■ INSTRUCTION ■
Below is a listing. Gather each line of it that contains "Avocado".

■ MATERIAL ■

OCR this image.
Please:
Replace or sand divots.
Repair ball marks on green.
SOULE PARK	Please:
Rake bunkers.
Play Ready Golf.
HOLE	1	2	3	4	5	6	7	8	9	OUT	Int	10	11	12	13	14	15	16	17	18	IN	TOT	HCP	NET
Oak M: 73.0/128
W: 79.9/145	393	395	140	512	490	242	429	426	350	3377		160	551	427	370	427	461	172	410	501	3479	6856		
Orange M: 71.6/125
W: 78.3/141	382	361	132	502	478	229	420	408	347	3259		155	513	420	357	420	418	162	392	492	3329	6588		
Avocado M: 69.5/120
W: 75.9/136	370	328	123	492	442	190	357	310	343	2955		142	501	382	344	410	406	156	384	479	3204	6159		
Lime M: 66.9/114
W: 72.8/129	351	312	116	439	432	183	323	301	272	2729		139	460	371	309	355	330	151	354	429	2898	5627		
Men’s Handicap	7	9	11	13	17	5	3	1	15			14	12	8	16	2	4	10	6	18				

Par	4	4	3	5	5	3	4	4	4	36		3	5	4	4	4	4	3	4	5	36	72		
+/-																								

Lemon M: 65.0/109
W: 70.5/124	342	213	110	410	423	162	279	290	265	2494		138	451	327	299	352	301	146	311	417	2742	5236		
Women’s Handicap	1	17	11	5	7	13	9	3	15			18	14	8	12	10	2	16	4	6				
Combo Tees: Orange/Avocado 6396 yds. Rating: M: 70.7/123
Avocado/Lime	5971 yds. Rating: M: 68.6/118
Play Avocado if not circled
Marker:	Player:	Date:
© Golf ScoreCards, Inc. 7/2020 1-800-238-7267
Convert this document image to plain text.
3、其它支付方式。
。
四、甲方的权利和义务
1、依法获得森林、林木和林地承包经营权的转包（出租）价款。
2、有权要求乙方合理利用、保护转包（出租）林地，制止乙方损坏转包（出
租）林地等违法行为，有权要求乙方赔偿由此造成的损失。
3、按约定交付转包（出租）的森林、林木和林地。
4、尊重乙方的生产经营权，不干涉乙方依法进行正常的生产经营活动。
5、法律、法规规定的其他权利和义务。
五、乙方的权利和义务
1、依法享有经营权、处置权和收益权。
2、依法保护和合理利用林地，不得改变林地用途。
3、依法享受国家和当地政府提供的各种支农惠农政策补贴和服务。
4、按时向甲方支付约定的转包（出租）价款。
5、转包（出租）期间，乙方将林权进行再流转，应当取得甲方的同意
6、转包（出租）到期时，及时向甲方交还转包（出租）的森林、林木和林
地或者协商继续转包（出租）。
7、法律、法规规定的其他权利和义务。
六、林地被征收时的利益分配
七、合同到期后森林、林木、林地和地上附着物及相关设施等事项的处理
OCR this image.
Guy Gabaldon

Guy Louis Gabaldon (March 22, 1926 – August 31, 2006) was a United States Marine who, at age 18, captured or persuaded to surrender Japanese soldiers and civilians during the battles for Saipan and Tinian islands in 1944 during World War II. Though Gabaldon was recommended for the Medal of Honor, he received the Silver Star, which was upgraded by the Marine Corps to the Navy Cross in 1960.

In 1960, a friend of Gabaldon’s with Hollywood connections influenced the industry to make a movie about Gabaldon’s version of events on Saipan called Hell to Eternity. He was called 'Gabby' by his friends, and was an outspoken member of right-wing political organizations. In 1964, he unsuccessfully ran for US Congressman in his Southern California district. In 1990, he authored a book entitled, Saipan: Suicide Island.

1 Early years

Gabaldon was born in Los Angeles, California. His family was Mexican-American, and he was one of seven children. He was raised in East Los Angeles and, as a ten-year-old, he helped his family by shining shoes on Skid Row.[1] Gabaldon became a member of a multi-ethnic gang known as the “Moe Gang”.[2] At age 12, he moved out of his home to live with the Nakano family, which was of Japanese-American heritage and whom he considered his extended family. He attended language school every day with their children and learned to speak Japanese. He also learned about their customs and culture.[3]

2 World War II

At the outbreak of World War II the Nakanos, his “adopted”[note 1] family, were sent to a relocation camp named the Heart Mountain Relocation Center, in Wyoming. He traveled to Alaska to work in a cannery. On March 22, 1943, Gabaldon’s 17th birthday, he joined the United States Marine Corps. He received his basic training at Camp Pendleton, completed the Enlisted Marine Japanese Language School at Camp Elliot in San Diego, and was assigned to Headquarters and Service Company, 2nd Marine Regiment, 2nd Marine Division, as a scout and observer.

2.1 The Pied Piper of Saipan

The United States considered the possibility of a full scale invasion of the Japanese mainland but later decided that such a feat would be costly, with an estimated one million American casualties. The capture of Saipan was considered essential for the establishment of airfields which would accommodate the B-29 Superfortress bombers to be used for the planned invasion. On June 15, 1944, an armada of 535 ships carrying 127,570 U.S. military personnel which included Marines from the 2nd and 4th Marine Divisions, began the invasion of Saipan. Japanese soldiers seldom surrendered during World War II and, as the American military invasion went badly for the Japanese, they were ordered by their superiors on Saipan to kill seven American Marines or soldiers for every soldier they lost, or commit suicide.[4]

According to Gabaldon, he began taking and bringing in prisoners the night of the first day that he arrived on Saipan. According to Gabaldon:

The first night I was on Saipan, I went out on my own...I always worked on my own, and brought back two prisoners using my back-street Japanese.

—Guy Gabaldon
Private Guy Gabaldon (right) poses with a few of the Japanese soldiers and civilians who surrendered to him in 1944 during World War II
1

■ EXERCISE SOLUTION ■
Avocado M: 69.5/120
Combo Tees: Orange/Avocado 6396 yds. Rating: M: 70.7/123
Avocado/Lime	5971 yds. Rating: M: 68.6/118
Play Avocado if not circled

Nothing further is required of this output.